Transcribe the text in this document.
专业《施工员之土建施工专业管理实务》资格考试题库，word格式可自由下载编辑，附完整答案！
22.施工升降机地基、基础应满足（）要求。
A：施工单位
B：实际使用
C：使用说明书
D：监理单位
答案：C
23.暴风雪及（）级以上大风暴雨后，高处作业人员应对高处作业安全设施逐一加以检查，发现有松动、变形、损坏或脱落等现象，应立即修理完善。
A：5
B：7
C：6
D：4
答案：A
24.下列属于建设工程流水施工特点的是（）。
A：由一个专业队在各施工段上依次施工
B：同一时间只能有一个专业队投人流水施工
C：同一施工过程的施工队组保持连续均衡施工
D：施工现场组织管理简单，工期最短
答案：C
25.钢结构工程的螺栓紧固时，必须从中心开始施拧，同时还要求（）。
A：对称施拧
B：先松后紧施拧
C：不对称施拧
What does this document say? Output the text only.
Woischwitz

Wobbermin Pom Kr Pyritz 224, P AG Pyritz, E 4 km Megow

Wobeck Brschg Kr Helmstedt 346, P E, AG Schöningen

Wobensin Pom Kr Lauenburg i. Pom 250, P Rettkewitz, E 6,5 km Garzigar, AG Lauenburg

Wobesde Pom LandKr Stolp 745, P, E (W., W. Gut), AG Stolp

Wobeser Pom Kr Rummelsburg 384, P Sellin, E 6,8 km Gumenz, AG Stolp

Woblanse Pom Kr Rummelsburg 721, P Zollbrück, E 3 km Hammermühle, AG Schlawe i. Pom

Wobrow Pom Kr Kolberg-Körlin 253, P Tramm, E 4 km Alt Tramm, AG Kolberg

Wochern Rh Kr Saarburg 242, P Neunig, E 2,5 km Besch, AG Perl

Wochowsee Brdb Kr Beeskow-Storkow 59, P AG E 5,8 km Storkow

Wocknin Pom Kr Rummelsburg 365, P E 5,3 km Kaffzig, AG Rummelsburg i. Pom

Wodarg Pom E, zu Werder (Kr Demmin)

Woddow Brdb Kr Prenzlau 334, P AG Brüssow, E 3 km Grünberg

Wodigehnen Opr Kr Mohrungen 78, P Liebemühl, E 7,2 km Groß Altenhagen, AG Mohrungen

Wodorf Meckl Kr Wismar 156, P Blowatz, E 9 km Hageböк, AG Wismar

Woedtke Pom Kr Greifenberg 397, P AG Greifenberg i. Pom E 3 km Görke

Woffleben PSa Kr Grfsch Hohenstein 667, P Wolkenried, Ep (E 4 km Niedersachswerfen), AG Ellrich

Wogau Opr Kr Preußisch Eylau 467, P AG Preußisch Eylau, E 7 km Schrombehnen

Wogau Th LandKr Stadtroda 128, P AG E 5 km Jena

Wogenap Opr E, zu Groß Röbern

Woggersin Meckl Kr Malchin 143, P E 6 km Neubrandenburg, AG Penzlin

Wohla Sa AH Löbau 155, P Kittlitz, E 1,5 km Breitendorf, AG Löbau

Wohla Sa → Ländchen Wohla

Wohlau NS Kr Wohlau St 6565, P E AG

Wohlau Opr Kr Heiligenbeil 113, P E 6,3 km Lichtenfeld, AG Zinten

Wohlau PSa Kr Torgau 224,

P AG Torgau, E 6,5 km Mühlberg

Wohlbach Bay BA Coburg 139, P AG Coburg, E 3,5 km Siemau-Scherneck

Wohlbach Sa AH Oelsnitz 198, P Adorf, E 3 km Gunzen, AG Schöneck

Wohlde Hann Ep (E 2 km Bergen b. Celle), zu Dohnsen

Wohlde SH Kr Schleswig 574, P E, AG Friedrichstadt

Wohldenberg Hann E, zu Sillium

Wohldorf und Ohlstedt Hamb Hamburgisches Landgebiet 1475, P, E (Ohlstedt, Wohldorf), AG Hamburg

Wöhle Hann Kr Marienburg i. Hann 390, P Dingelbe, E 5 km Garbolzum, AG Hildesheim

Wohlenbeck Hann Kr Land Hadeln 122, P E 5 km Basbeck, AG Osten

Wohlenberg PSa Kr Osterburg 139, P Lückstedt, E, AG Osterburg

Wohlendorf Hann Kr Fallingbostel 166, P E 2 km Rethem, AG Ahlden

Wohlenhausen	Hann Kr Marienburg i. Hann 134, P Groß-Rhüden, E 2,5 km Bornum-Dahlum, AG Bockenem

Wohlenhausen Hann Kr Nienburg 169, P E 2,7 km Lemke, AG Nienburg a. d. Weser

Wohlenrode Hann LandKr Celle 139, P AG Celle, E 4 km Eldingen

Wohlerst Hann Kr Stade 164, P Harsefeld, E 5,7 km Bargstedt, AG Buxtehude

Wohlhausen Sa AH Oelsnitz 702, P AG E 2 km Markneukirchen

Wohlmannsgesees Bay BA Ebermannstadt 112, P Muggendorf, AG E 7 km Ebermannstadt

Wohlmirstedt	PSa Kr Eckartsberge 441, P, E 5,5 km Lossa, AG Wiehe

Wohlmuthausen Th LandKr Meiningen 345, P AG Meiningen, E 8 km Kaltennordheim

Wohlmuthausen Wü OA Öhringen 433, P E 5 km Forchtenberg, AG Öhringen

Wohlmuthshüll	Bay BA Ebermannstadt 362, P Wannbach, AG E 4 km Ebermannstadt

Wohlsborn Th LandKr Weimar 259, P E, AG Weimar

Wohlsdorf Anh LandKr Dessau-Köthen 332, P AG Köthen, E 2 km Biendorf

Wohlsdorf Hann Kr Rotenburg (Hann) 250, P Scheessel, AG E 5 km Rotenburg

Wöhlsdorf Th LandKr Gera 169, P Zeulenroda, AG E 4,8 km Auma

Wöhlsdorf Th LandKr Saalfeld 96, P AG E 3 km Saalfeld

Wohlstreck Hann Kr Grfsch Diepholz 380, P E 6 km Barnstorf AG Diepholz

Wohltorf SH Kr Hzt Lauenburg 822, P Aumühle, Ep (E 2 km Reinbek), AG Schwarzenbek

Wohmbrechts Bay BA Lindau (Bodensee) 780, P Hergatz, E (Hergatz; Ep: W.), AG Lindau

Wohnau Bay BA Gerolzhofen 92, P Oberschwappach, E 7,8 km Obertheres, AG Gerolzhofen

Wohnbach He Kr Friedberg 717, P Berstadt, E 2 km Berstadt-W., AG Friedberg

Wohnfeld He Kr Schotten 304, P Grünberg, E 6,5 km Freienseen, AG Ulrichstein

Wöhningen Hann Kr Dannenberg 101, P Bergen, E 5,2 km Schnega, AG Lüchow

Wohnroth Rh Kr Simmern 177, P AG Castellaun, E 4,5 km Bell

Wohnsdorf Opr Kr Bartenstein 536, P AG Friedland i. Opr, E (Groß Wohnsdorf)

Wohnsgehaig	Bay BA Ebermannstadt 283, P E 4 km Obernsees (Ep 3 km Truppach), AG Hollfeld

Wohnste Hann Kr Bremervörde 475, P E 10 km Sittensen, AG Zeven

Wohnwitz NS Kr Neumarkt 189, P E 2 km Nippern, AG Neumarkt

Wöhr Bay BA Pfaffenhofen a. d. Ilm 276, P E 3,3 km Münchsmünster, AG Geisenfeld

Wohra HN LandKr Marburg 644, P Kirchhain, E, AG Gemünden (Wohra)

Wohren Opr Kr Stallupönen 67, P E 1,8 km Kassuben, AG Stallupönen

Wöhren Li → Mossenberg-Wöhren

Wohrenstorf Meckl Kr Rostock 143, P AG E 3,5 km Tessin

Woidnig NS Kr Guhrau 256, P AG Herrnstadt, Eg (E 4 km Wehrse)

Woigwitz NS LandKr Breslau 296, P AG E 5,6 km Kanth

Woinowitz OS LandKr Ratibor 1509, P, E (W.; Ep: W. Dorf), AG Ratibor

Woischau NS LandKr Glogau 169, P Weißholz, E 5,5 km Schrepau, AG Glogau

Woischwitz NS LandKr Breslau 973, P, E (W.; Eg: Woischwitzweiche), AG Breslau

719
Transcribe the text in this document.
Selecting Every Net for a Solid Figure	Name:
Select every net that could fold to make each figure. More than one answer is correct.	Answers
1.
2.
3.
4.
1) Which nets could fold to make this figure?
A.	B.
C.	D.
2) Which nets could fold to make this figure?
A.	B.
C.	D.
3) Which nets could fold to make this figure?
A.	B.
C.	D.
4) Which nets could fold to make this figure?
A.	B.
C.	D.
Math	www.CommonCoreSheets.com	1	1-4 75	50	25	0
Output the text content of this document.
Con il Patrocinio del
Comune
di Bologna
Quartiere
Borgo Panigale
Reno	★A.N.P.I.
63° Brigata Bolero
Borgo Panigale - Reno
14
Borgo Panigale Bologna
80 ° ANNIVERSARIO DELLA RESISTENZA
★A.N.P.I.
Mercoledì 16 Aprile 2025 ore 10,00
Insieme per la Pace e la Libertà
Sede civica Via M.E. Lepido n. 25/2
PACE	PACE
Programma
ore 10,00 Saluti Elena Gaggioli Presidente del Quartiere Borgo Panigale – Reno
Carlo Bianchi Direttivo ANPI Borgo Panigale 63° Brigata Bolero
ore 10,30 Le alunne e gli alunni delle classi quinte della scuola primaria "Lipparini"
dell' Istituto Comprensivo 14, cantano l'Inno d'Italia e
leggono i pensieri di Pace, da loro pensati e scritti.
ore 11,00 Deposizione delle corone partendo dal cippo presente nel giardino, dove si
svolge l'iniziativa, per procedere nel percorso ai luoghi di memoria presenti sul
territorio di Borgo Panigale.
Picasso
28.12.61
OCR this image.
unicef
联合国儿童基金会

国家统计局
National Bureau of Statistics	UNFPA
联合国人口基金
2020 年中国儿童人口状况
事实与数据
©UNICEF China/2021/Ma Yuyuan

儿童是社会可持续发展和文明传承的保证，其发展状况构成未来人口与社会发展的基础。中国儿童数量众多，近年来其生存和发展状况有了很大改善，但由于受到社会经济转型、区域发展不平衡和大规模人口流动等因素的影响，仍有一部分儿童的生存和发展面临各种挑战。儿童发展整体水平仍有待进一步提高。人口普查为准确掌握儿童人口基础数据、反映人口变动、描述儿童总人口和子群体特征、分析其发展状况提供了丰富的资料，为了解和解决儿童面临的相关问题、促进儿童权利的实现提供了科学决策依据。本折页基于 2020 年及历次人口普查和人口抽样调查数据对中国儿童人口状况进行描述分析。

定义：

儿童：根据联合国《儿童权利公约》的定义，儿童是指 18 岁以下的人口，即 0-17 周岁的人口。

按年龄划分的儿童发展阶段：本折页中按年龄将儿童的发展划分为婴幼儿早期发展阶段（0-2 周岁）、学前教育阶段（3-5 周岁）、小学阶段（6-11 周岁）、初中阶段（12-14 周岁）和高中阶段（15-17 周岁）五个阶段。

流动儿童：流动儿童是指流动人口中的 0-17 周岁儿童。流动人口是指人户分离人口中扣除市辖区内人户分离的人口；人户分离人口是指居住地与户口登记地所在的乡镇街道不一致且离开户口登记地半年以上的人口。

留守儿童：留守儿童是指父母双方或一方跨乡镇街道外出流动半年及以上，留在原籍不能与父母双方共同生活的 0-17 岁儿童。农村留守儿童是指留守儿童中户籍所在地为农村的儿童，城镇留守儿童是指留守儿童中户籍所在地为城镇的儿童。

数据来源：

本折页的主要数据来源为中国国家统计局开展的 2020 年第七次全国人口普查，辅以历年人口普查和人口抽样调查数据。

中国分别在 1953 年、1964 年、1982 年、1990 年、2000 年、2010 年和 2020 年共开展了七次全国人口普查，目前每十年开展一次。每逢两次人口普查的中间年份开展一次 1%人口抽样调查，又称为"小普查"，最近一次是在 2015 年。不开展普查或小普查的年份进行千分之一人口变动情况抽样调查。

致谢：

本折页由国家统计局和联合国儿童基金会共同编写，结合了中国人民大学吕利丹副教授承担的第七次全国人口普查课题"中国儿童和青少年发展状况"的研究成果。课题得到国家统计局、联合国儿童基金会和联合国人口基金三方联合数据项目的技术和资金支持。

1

== == ==

AIM OF THE TASK –
In the listing above, find the lines holding the word "Panigale" and copy them.

EXERCISE ANSWER –
Borgo Panigale
Borgo Panigale - Reno
Borgo Panigale Bologna
ore 10,00 Saluti Elena Gaggioli Presidente del Quartiere Borgo Panigale – Reno
Carlo Bianchi Direttivo ANPI Borgo Panigale 63° Brigata Bolero
territorio di Borgo Panigale.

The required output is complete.